■ Required work ■
Work out how many lines of the data hold the string "crisp", and reply with that number alone.

Stored entries
.....
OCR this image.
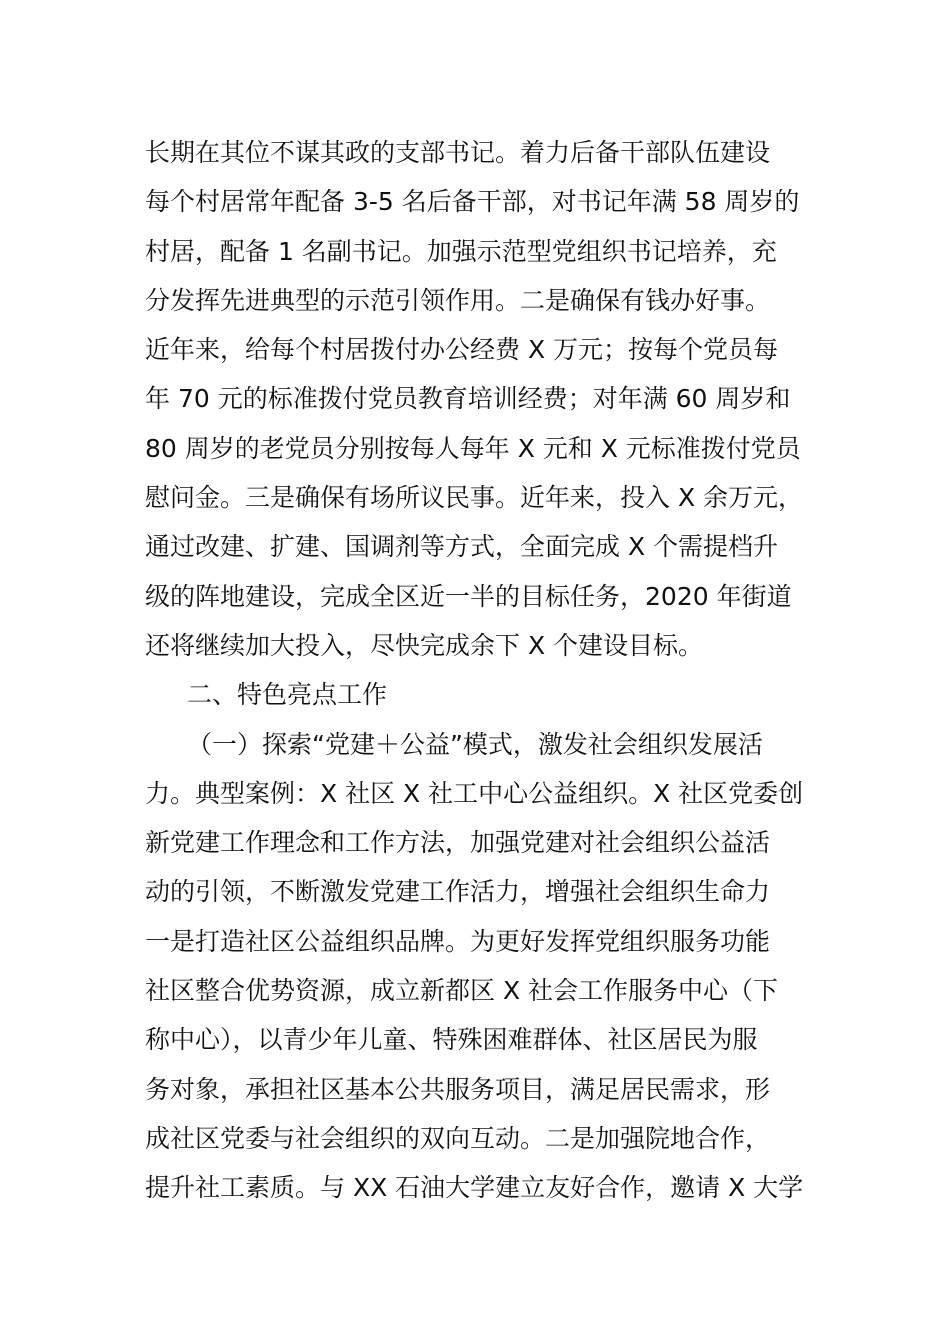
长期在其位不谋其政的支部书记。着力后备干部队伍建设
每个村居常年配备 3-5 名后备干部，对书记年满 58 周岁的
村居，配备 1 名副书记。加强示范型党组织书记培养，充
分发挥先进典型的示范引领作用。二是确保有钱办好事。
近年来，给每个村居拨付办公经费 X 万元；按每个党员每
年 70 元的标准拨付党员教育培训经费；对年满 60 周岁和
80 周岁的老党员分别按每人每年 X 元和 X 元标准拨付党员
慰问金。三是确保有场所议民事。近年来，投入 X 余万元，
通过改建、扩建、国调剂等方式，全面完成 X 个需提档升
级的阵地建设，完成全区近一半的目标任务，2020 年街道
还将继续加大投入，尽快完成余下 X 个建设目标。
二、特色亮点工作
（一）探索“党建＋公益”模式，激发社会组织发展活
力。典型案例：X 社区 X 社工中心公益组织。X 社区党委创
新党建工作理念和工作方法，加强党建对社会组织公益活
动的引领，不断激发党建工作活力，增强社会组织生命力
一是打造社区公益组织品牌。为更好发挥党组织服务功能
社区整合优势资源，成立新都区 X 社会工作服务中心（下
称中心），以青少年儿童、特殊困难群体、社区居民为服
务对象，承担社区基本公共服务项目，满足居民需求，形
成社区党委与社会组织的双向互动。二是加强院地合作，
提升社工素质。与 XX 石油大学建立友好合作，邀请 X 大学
.....
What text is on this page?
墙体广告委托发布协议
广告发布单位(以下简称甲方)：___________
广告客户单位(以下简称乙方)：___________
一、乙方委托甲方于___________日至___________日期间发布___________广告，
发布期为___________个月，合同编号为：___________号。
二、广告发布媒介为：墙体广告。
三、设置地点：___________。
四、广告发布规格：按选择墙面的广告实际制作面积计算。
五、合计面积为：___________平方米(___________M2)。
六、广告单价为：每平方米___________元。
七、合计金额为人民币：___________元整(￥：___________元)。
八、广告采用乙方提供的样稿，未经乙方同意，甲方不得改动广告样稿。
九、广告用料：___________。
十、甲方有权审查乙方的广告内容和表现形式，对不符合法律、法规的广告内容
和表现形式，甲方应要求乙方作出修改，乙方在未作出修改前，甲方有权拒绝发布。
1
.....
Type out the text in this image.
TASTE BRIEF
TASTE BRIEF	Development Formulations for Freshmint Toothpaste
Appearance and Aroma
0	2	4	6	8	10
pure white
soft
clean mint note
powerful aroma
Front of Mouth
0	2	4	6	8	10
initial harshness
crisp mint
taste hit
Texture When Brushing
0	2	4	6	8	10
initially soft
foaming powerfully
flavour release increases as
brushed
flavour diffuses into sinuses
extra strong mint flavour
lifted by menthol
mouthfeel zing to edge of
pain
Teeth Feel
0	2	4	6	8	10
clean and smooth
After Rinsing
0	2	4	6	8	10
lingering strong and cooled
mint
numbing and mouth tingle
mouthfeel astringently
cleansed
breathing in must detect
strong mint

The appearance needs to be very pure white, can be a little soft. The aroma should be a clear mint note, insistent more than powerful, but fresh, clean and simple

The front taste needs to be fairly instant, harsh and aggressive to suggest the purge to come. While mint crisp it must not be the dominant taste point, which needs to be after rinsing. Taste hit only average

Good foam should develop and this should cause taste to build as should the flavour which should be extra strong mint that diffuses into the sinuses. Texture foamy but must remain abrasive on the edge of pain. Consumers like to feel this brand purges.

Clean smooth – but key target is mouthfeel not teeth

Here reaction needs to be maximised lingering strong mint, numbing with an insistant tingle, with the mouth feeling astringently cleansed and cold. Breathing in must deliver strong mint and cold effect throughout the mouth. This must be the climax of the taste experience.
.....
■ Response below ■
2